━━━ Exercise material
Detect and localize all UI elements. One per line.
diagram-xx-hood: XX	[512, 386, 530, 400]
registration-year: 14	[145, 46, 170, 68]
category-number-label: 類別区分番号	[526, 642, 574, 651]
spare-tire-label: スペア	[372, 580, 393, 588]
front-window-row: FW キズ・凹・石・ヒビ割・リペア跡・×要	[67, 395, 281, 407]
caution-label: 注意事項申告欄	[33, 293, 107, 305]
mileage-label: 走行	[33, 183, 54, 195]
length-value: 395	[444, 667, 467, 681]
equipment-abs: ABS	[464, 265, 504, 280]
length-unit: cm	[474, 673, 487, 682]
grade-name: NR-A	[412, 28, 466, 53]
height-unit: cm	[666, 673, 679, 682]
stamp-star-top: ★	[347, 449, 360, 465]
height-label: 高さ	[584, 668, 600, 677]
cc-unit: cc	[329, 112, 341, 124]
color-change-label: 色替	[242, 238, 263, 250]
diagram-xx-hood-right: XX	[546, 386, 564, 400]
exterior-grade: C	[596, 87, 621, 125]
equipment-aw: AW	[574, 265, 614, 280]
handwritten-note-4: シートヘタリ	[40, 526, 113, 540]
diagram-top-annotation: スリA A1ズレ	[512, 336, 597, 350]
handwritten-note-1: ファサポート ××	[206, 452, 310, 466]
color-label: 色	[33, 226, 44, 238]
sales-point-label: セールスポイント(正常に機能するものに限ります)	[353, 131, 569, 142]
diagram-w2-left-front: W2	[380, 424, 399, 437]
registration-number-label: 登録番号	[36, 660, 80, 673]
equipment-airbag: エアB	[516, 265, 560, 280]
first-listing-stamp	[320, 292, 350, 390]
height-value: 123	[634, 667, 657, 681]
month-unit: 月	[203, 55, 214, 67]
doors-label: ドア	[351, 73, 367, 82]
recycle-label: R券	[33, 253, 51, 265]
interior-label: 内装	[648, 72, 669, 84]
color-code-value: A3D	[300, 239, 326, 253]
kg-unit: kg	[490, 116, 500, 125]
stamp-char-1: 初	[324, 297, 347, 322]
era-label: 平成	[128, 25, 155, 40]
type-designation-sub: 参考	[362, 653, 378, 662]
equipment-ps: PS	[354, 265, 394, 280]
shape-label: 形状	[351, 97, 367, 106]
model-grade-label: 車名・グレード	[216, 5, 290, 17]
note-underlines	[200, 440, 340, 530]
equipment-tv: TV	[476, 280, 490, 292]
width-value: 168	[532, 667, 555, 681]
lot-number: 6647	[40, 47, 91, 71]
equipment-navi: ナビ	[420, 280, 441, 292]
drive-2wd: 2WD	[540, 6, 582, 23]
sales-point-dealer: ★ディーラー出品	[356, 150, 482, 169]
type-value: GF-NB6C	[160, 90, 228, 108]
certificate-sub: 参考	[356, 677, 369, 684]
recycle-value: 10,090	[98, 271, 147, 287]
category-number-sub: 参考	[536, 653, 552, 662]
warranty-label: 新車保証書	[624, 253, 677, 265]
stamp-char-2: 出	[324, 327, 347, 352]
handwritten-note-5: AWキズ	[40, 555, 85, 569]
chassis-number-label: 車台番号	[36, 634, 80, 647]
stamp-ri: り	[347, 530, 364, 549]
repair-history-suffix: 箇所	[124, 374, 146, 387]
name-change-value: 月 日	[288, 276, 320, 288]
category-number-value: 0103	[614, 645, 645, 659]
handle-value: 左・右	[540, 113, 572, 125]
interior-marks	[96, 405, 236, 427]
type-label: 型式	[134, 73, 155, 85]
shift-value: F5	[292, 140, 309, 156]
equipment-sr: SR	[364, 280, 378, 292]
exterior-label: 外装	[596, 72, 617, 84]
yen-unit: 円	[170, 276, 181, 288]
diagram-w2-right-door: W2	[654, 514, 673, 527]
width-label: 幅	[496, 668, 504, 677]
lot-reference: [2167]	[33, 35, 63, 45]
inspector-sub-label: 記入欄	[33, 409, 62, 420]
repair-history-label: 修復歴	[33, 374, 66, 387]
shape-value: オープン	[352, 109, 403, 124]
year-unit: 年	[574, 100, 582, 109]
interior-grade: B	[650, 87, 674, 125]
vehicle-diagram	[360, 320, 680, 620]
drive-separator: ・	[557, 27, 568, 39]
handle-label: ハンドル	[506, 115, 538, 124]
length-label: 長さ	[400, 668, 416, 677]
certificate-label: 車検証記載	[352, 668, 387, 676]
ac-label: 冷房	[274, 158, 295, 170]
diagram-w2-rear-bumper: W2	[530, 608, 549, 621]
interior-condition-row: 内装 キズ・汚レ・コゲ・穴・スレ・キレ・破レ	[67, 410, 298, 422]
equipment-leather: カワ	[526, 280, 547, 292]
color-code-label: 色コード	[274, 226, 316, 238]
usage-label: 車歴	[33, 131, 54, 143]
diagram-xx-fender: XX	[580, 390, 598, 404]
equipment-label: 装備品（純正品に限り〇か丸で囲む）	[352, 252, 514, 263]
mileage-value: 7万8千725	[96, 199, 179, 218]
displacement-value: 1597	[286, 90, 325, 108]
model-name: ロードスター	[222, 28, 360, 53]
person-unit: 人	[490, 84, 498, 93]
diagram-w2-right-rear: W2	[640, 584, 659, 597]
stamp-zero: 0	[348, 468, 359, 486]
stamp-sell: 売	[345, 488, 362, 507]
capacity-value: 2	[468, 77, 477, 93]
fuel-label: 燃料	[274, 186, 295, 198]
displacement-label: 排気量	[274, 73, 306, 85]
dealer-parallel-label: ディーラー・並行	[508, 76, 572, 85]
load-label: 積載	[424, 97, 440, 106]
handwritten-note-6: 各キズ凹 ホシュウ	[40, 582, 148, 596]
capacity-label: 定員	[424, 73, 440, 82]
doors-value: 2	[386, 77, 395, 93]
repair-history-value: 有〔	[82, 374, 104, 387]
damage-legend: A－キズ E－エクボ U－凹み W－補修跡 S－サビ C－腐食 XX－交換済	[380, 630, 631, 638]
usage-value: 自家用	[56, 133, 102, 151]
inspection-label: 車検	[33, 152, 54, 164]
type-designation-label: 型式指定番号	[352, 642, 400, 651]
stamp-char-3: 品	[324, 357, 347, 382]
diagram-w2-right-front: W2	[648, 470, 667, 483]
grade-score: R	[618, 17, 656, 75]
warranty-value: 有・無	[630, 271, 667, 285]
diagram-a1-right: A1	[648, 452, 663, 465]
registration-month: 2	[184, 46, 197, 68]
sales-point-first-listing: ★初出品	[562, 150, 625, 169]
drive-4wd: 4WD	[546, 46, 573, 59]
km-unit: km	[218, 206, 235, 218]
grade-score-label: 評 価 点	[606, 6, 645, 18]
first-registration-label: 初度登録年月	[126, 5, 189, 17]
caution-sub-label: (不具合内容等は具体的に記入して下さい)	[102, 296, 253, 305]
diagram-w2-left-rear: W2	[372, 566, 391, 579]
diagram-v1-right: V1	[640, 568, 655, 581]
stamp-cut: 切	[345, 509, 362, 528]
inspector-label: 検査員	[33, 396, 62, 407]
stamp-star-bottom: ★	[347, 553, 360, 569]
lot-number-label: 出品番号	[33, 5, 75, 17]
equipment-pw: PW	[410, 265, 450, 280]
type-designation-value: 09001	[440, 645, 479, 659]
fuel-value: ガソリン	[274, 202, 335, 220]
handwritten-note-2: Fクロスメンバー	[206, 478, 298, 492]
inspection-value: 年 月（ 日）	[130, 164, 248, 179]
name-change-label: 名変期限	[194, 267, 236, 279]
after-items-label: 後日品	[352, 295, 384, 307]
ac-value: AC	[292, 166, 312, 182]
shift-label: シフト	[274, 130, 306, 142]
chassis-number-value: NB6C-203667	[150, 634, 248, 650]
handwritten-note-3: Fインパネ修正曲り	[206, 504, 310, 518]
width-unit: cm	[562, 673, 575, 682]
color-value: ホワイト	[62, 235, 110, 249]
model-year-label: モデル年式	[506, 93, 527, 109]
━━━━━━
To be done> Arrange the lines of the data above as a numbered list, starting with its first line and ending with the line that contains "6, 582, 23]", both included. Leave out any blank lines.

Solved exercise>
1. Detect and localize all UI elements. One per line.
2. diagram-xx-hood: XX	[512, 386, 530, 400]
3. registration-year: 14	[145, 46, 170, 68]
4. category-number-label: 類別区分番号	[526, 642, 574, 651]
5. spare-tire-label: スペア	[372, 580, 393, 588]
6. front-window-row: FW キズ・凹・石・ヒビ割・リペア跡・×要	[67, 395, 281, 407]
7. caution-label: 注意事項申告欄	[33, 293, 107, 305]
8. mileage-label: 走行	[33, 183, 54, 195]
9. length-value: 395	[444, 667, 467, 681]
10. equipment-abs: ABS	[464, 265, 504, 280]
11. length-unit: cm	[474, 673, 487, 682]
12. grade-name: NR-A	[412, 28, 466, 53]
13. height-unit: cm	[666, 673, 679, 682]
14. stamp-star-top: ★	[347, 449, 360, 465]
15. height-label: 高さ	[584, 668, 600, 677]
16. cc-unit: cc	[329, 112, 341, 124]
17. color-change-label: 色替	[242, 238, 263, 250]
18. diagram-xx-hood-right: XX	[546, 386, 564, 400]
19. exterior-grade: C	[596, 87, 621, 125]
20. equipment-aw: AW	[574, 265, 614, 280]
21. handwritten-note-4: シートヘタリ	[40, 526, 113, 540]
22. diagram-top-annotation: スリA A1ズレ	[512, 336, 597, 350]
23. handwritten-note-1: ファサポート ××	[206, 452, 310, 466]
24. color-label: 色	[33, 226, 44, 238]
25. sales-point-label: セールスポイント(正常に機能するものに限ります)	[353, 131, 569, 142]
26. diagram-w2-left-front: W2	[380, 424, 399, 437]
27. registration-number-label: 登録番号	[36, 660, 80, 673]
28. equipment-airbag: エアB	[516, 265, 560, 280]
29. first-listing-stamp	[320, 292, 350, 390]
30. height-value: 123	[634, 667, 657, 681]
31. month-unit: 月	[203, 55, 214, 67]
32. doors-label: ドア	[351, 73, 367, 82]
33. recycle-label: R券	[33, 253, 51, 265]
34. interior-label: 内装	[648, 72, 669, 84]
35. color-code-value: A3D	[300, 239, 326, 253]
36. kg-unit: kg	[490, 116, 500, 125]
37. stamp-char-1: 初	[324, 297, 347, 322]
38. era-label: 平成	[128, 25, 155, 40]
39. type-designation-sub: 参考	[362, 653, 378, 662]
40. equipment-ps: PS	[354, 265, 394, 280]
41. shape-label: 形状	[351, 97, 367, 106]
42. model-grade-label: 車名・グレード	[216, 5, 290, 17]
43. note-underlines	[200, 440, 340, 530]
44. equipment-tv: TV	[476, 280, 490, 292]
45. width-value: 168	[532, 667, 555, 681]
46. lot-number: 6647	[40, 47, 91, 71]
47. equipment-navi: ナビ	[420, 280, 441, 292]
48. drive-2wd: 2WD	[540, 6, 582, 23]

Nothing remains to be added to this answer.